• _WHAT IS REQUIRED_: Without including any pictures, write out all the entries exactly.

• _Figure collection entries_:
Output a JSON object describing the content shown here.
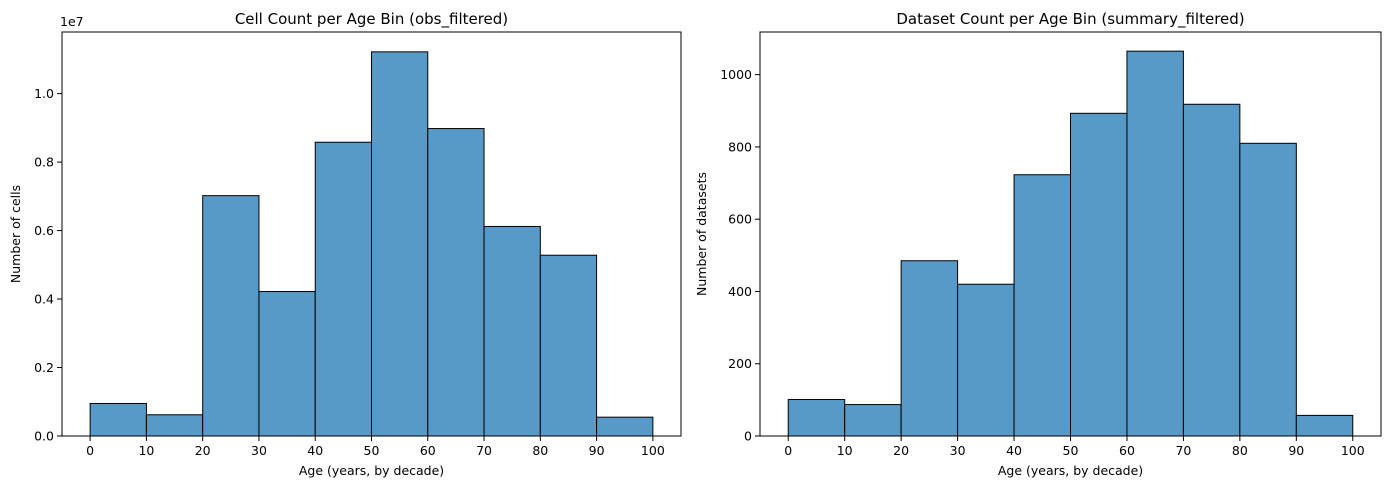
{
  "chart_data": [
    {
      "type": "bar",
      "title": "Cell Count per Age Bin (obs_filtered)",
      "xlabel": "Age (years, by decade)",
      "ylabel": "Number of cells",
      "y_scale_label": "1e7",
      "bin_edges": [
        0,
        10,
        20,
        30,
        40,
        50,
        60,
        70,
        80,
        90,
        100
      ],
      "values": [
        0.95,
        0.62,
        7.02,
        4.22,
        8.58,
        11.22,
        8.98,
        6.12,
        5.28,
        0.55
      ],
      "xlim": [
        -5,
        105
      ],
      "ylim": [
        0,
        11.8
      ],
      "xticks": [
        0,
        10,
        20,
        30,
        40,
        50,
        60,
        70,
        80,
        90,
        100
      ],
      "xtick_labels": [
        "0",
        "10",
        "20",
        "30",
        "40",
        "50",
        "60",
        "70",
        "80",
        "90",
        "100"
      ],
      "yticks": [
        0,
        2,
        4,
        6,
        8,
        10
      ],
      "ytick_labels": [
        "0.0",
        "0.2",
        "0.4",
        "0.6",
        "0.8",
        "1.0"
      ],
      "color": "#5799c7"
    },
    {
      "type": "bar",
      "title": "Dataset Count per Age Bin (summary_filtered)",
      "xlabel": "Age (years, by decade)",
      "ylabel": "Number of datasets",
      "bin_edges": [
        0,
        10,
        20,
        30,
        40,
        50,
        60,
        70,
        80,
        90,
        100
      ],
      "values": [
        101,
        87,
        485,
        420,
        723,
        893,
        1065,
        918,
        810,
        57
      ],
      "xlim": [
        -5,
        105
      ],
      "ylim": [
        0,
        1118
      ],
      "xticks": [
        0,
        10,
        20,
        30,
        40,
        50,
        60,
        70,
        80,
        90,
        100
      ],
      "xtick_labels": [
        "0",
        "10",
        "20",
        "30",
        "40",
        "50",
        "60",
        "70",
        "80",
        "90",
        "100"
      ],
      "yticks": [
        0,
        200,
        400,
        600,
        800,
        1000
      ],
      "ytick_labels": [
        "0",
        "200",
        "400",
        "600",
        "800",
        "1000"
      ],
      "color": "#5799c7"
    }
  ]
}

• _SOLUTION FOR THIS PROBLEM_:
Output a JSON object describing the content shown here.
{
  "chart_data": [
    {
      "type": "bar",
      "title": "Cell Count per Age Bin (obs_filtered)",
      "xlabel": "Age (years, by decade)",
      "ylabel": "Number of cells",
      "y_scale_label": "1e7",
      "bin_edges": [
        0,
        10,
        20,
        30,
        40,
        50,
        60,
        70,
        80,
        90,
        100
      ],
      "values": [
        0.95,
        0.62,
        7.02,
        4.22,
        8.58,
        11.22,
        8.98,
        6.12,
        5.28,
        0.55
      ],
      "xlim": [
        -5,
        105
      ],
      "ylim": [
        0,
        11.8
      ],
      "xticks": [
        0,
        10,
        20,
        30,
        40,
        50,
        60,
        70,
        80,
        90,
        100
      ],
      "xtick_labels": [
        "0",
        "10",
        "20",
        "30",
        "40",
        "50",
        "60",
        "70",
        "80",
        "90",
        "100"
      ],
      "yticks": [
        0,
        2,
        4,
        6,
        8,
        10
      ],
      "ytick_labels": [
        "0.0",
        "0.2",
        "0.4",
        "0.6",
        "0.8",
        "1.0"
      ],
      "color": "#5799c7"
    },
    {
      "type": "bar",
      "title": "Dataset Count per Age Bin (summary_filtered)",
      "xlabel": "Age (years, by decade)",
      "ylabel": "Number of datasets",
      "bin_edges": [
        0,
        10,
        20,
        30,
        40,
        50,
        60,
        70,
        80,
        90,
        100
      ],
      "values": [
        101,
        87,
        485,
        420,
        723,
        893,
        1065,
        918,
        810,
        57
      ],
      "xlim": [
        -5,
        105
      ],
      "ylim": [
        0,
        1118
      ],
      "xticks": [
        0,
        10,
        20,
        30,
        40,
        50,
        60,
        70,
        80,
        90,
        100
      ],
      "xtick_labels": [
        "0",
        "10",
        "20",
        "30",
        "40",
        "50",
        "60",
        "70",
        "80",
        "90",
        "100"
      ],
      "yticks": [
        0,
        200,
        400,
        600,
        800,
        1000
      ],
      "ytick_labels": [
        "0",
        "200",
        "400",
        "600",
        "800",
        "1000"
      ],
      "color": "#5799c7"
    }
  ]
}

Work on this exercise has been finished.